Do not copy the pictures; transcribe all other material exactly.

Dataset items
----

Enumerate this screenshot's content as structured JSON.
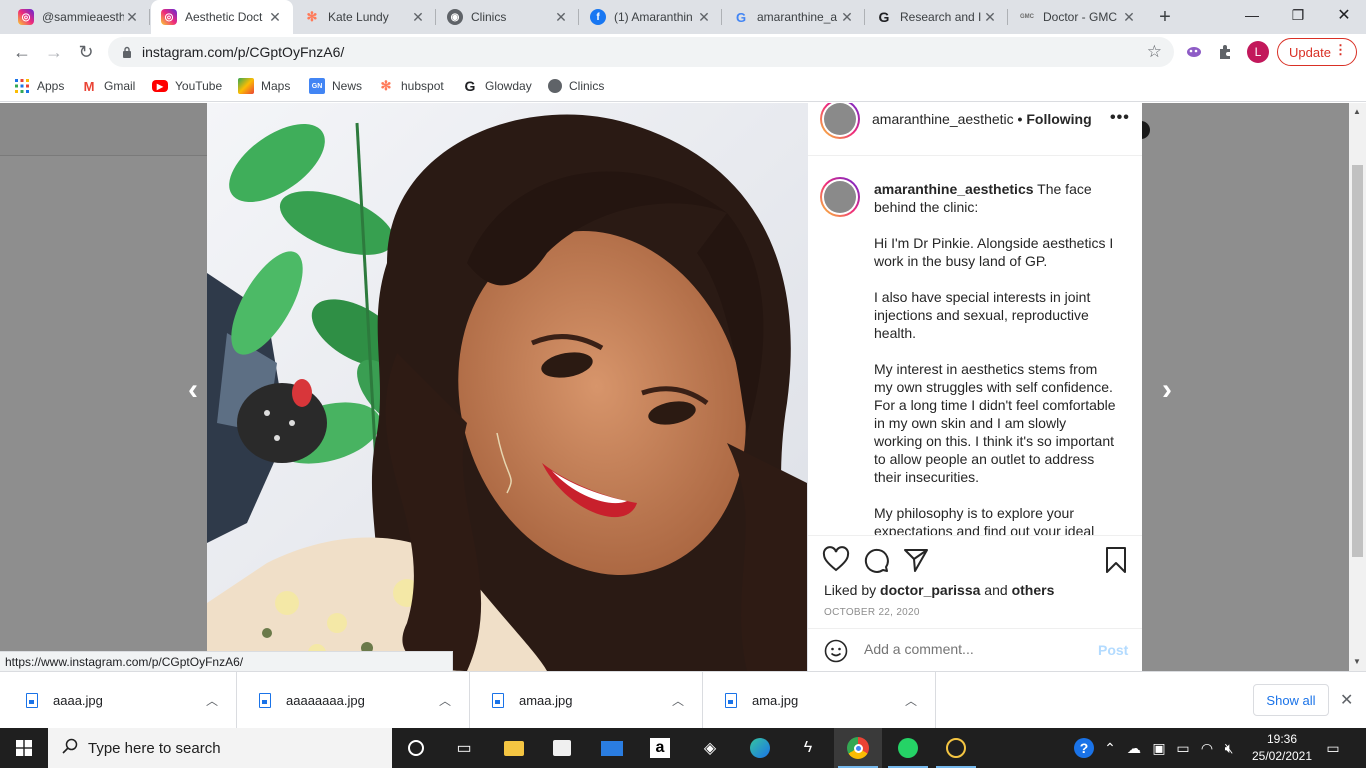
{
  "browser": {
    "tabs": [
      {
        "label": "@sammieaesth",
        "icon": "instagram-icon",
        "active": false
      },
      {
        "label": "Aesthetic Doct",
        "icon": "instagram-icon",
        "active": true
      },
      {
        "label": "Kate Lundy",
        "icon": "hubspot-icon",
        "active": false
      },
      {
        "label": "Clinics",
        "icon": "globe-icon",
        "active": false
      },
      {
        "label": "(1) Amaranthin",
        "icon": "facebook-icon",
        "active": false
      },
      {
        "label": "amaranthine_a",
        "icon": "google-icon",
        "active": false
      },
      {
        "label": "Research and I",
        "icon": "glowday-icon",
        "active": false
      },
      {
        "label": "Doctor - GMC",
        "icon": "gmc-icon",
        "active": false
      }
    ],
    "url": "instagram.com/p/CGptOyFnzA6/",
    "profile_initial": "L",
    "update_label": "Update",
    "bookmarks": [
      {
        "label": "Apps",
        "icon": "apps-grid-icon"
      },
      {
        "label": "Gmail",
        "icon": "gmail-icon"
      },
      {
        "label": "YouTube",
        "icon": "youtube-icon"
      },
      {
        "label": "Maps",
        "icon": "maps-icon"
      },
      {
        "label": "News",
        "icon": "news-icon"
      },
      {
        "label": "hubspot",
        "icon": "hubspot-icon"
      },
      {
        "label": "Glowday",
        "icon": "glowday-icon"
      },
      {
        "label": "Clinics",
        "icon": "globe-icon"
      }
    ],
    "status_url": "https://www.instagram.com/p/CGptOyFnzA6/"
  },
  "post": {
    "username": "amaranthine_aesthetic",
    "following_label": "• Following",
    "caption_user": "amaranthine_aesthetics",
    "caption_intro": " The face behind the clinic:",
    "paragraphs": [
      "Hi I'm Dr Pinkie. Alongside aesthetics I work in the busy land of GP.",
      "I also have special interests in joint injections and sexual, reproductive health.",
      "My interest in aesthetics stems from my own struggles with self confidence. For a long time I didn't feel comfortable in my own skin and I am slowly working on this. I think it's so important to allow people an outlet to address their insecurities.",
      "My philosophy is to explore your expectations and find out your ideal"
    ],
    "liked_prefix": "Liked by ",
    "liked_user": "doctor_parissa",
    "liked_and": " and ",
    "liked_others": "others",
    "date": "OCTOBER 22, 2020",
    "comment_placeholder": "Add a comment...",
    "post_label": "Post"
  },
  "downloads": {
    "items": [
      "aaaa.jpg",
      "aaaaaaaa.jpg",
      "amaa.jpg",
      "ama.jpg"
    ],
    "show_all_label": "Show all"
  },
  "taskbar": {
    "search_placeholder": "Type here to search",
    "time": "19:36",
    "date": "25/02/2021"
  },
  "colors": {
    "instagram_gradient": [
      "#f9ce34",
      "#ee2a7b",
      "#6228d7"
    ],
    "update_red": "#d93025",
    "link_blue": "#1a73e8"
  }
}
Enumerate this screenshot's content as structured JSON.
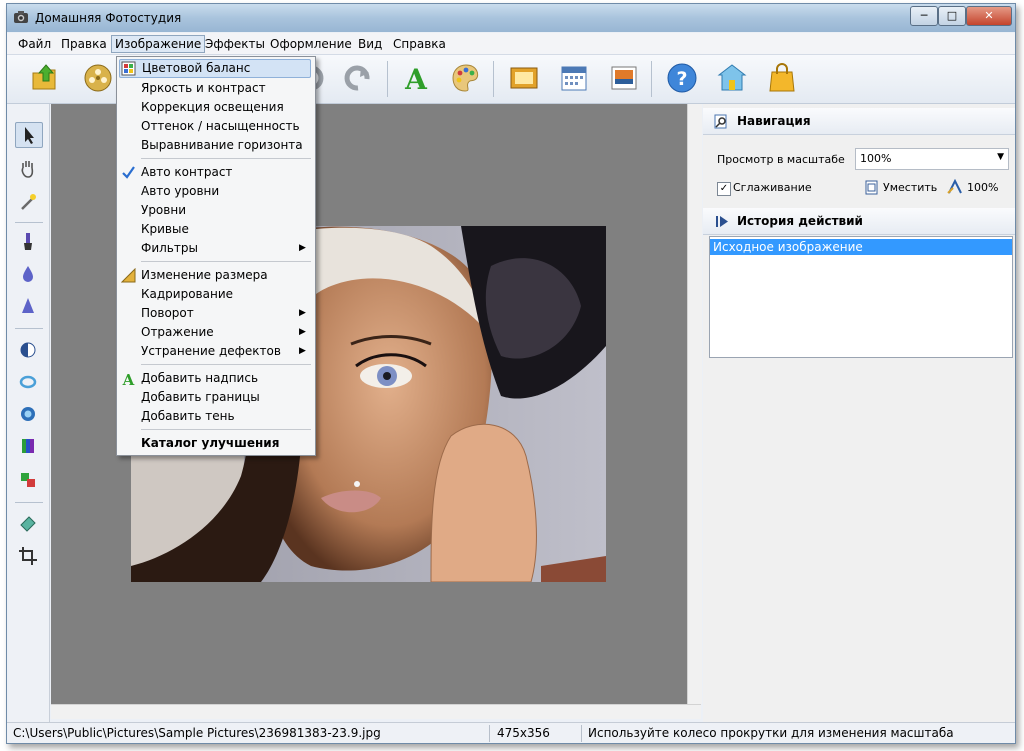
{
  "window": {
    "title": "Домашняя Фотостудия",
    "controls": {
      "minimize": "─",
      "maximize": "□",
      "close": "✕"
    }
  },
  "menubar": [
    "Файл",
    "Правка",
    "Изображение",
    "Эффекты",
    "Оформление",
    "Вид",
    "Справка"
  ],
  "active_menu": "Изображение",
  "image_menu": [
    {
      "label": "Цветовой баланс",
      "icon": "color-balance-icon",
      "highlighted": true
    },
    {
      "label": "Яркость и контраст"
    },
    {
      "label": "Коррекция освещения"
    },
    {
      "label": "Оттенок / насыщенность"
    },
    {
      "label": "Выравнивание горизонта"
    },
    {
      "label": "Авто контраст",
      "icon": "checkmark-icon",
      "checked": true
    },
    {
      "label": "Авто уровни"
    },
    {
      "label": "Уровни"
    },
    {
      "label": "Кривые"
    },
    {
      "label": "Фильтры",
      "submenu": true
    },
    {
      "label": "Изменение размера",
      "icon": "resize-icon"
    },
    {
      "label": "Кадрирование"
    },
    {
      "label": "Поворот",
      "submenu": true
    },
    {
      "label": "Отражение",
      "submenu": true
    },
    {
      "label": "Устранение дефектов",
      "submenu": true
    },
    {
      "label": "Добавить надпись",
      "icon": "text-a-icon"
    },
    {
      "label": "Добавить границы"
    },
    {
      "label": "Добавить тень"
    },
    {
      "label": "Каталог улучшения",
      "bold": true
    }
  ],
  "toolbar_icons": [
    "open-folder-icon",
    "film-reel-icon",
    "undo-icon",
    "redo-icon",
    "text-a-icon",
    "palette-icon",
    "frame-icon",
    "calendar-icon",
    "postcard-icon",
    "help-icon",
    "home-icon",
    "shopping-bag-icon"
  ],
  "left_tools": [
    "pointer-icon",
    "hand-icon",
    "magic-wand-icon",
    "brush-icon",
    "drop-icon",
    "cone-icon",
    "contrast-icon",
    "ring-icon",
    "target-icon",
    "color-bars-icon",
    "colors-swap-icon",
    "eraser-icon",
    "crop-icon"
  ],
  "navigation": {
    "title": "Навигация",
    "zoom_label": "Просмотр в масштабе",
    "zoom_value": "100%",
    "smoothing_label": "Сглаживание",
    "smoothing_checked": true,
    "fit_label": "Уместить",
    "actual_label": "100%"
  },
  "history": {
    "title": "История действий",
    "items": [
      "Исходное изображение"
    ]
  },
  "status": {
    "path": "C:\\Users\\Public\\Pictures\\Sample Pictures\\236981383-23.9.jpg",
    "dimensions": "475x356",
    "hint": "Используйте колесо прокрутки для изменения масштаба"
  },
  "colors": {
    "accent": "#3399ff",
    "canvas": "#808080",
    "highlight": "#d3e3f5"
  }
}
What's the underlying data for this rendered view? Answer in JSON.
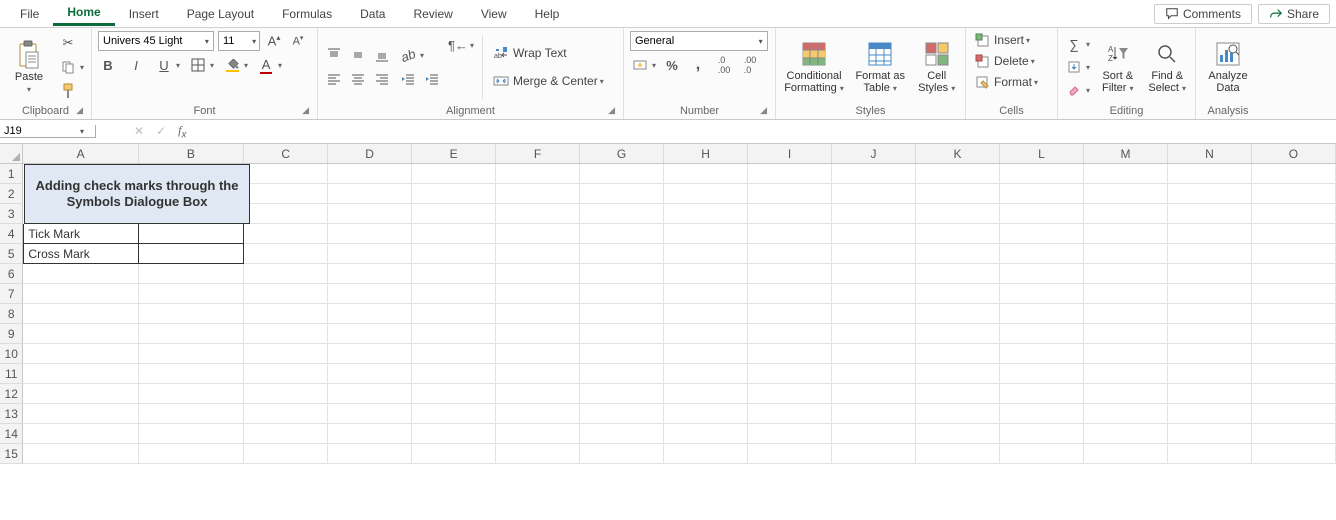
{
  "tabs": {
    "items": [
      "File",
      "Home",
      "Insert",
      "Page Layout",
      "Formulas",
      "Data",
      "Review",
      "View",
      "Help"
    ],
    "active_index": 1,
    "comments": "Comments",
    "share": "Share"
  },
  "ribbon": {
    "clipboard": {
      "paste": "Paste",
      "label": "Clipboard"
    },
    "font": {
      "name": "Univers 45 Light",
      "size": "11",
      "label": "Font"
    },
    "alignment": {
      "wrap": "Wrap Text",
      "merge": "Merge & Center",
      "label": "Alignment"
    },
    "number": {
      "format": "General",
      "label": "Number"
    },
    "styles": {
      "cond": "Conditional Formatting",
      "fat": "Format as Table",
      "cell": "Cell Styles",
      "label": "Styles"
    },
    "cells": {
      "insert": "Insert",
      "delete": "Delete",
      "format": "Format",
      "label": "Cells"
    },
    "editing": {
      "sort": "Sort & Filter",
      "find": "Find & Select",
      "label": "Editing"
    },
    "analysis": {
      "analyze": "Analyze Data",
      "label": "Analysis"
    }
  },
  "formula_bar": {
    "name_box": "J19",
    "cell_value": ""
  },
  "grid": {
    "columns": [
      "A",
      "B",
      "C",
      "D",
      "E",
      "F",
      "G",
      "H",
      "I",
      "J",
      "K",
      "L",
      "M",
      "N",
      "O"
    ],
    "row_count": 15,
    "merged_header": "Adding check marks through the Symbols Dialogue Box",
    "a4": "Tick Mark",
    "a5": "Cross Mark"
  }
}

----

▸ Solution
Enumerate this screenshot's content as structured JSON.
{
  "browser": {
    "tabs": [
      {
        "label": "@sammieaesth",
        "icon": "instagram-icon",
        "active": false
      },
      {
        "label": "Aesthetic Doct",
        "icon": "instagram-icon",
        "active": true
      },
      {
        "label": "Kate Lundy",
        "icon": "hubspot-icon",
        "active": false
      },
      {
        "label": "Clinics",
        "icon": "globe-icon",
        "active": false
      },
      {
        "label": "(1) Amaranthin",
        "icon": "facebook-icon",
        "active": false
      },
      {
        "label": "amaranthine_a",
        "icon": "google-icon",
        "active": false
      },
      {
        "label": "Research and I",
        "icon": "glowday-icon",
        "active": false
      },
      {
        "label": "Doctor - GMC",
        "icon": "gmc-icon",
        "active": false
      }
    ],
    "url": "instagram.com/p/CGptOyFnzA6/",
    "profile_initial": "L",
    "update_label": "Update",
    "bookmarks": [
      {
        "label": "Apps",
        "icon": "apps-grid-icon"
      },
      {
        "label": "Gmail",
        "icon": "gmail-icon"
      },
      {
        "label": "YouTube",
        "icon": "youtube-icon"
      },
      {
        "label": "Maps",
        "icon": "maps-icon"
      },
      {
        "label": "News",
        "icon": "news-icon"
      },
      {
        "label": "hubspot",
        "icon": "hubspot-icon"
      },
      {
        "label": "Glowday",
        "icon": "glowday-icon"
      },
      {
        "label": "Clinics",
        "icon": "globe-icon"
      }
    ],
    "status_url": "https://www.instagram.com/p/CGptOyFnzA6/"
  },
  "post": {
    "username": "amaranthine_aesthetic",
    "following_label": "• Following",
    "caption_user": "amaranthine_aesthetics",
    "caption_intro": " The face behind the clinic:",
    "paragraphs": [
      "Hi I'm Dr Pinkie. Alongside aesthetics I work in the busy land of GP.",
      "I also have special interests in joint injections and sexual, reproductive health.",
      "My interest in aesthetics stems from my own struggles with self confidence. For a long time I didn't feel comfortable in my own skin and I am slowly working on this. I think it's so important to allow people an outlet to address their insecurities.",
      "My philosophy is to explore your expectations and find out your ideal"
    ],
    "liked_prefix": "Liked by ",
    "liked_user": "doctor_parissa",
    "liked_and": " and ",
    "liked_others": "others",
    "date": "OCTOBER 22, 2020",
    "comment_placeholder": "Add a comment...",
    "post_label": "Post"
  },
  "downloads": {
    "items": [
      "aaaa.jpg",
      "aaaaaaaa.jpg",
      "amaa.jpg",
      "ama.jpg"
    ],
    "show_all_label": "Show all"
  },
  "taskbar": {
    "search_placeholder": "Type here to search",
    "time": "19:36",
    "date": "25/02/2021"
  },
  "colors": {
    "instagram_gradient": [
      "#f9ce34",
      "#ee2a7b",
      "#6228d7"
    ],
    "update_red": "#d93025",
    "link_blue": "#1a73e8"
  }
}
Enumerate this screenshot's content as structured JSON.
{
  "window": {
    "title": "Домашняя Фотостудия",
    "controls": {
      "minimize": "─",
      "maximize": "□",
      "close": "✕"
    }
  },
  "menubar": [
    "Файл",
    "Правка",
    "Изображение",
    "Эффекты",
    "Оформление",
    "Вид",
    "Справка"
  ],
  "active_menu": "Изображение",
  "image_menu": [
    {
      "label": "Цветовой баланс",
      "icon": "color-balance-icon",
      "highlighted": true
    },
    {
      "label": "Яркость и контраст"
    },
    {
      "label": "Коррекция освещения"
    },
    {
      "label": "Оттенок / насыщенность"
    },
    {
      "label": "Выравнивание горизонта"
    },
    {
      "label": "Авто контраст",
      "icon": "checkmark-icon",
      "checked": true
    },
    {
      "label": "Авто уровни"
    },
    {
      "label": "Уровни"
    },
    {
      "label": "Кривые"
    },
    {
      "label": "Фильтры",
      "submenu": true
    },
    {
      "label": "Изменение размера",
      "icon": "resize-icon"
    },
    {
      "label": "Кадрирование"
    },
    {
      "label": "Поворот",
      "submenu": true
    },
    {
      "label": "Отражение",
      "submenu": true
    },
    {
      "label": "Устранение дефектов",
      "submenu": true
    },
    {
      "label": "Добавить надпись",
      "icon": "text-a-icon"
    },
    {
      "label": "Добавить границы"
    },
    {
      "label": "Добавить тень"
    },
    {
      "label": "Каталог улучшения",
      "bold": true
    }
  ],
  "toolbar_icons": [
    "open-folder-icon",
    "film-reel-icon",
    "undo-icon",
    "redo-icon",
    "text-a-icon",
    "palette-icon",
    "frame-icon",
    "calendar-icon",
    "postcard-icon",
    "help-icon",
    "home-icon",
    "shopping-bag-icon"
  ],
  "left_tools": [
    "pointer-icon",
    "hand-icon",
    "magic-wand-icon",
    "brush-icon",
    "drop-icon",
    "cone-icon",
    "contrast-icon",
    "ring-icon",
    "target-icon",
    "color-bars-icon",
    "colors-swap-icon",
    "eraser-icon",
    "crop-icon"
  ],
  "navigation": {
    "title": "Навигация",
    "zoom_label": "Просмотр в масштабе",
    "zoom_value": "100%",
    "smoothing_label": "Сглаживание",
    "smoothing_checked": true,
    "fit_label": "Уместить",
    "actual_label": "100%"
  },
  "history": {
    "title": "История действий",
    "items": [
      "Исходное изображение"
    ]
  },
  "status": {
    "path": "C:\\Users\\Public\\Pictures\\Sample Pictures\\236981383-23.9.jpg",
    "dimensions": "475x356",
    "hint": "Используйте колесо прокрутки для изменения масштаба"
  },
  "colors": {
    "accent": "#3399ff",
    "canvas": "#808080",
    "highlight": "#d3e3f5"
  }
}
What's the underlying data for this rendered view? Answer in JSON.
{
  "tabs": {
    "items": [
      "File",
      "Home",
      "Insert",
      "Page Layout",
      "Formulas",
      "Data",
      "Review",
      "View",
      "Help"
    ],
    "active_index": 1,
    "comments": "Comments",
    "share": "Share"
  },
  "ribbon": {
    "clipboard": {
      "paste": "Paste",
      "label": "Clipboard"
    },
    "font": {
      "name": "Univers 45 Light",
      "size": "11",
      "label": "Font"
    },
    "alignment": {
      "wrap": "Wrap Text",
      "merge": "Merge & Center",
      "label": "Alignment"
    },
    "number": {
      "format": "General",
      "label": "Number"
    },
    "styles": {
      "cond": "Conditional Formatting",
      "fat": "Format as Table",
      "cell": "Cell Styles",
      "label": "Styles"
    },
    "cells": {
      "insert": "Insert",
      "delete": "Delete",
      "format": "Format",
      "label": "Cells"
    },
    "editing": {
      "sort": "Sort & Filter",
      "find": "Find & Select",
      "label": "Editing"
    },
    "analysis": {
      "analyze": "Analyze Data",
      "label": "Analysis"
    }
  },
  "formula_bar": {
    "name_box": "J19",
    "cell_value": ""
  },
  "grid": {
    "columns": [
      "A",
      "B",
      "C",
      "D",
      "E",
      "F",
      "G",
      "H",
      "I",
      "J",
      "K",
      "L",
      "M",
      "N",
      "O"
    ],
    "row_count": 15,
    "merged_header": "Adding check marks through the Symbols Dialogue Box",
    "a4": "Tick Mark",
    "a5": "Cross Mark"
  }
}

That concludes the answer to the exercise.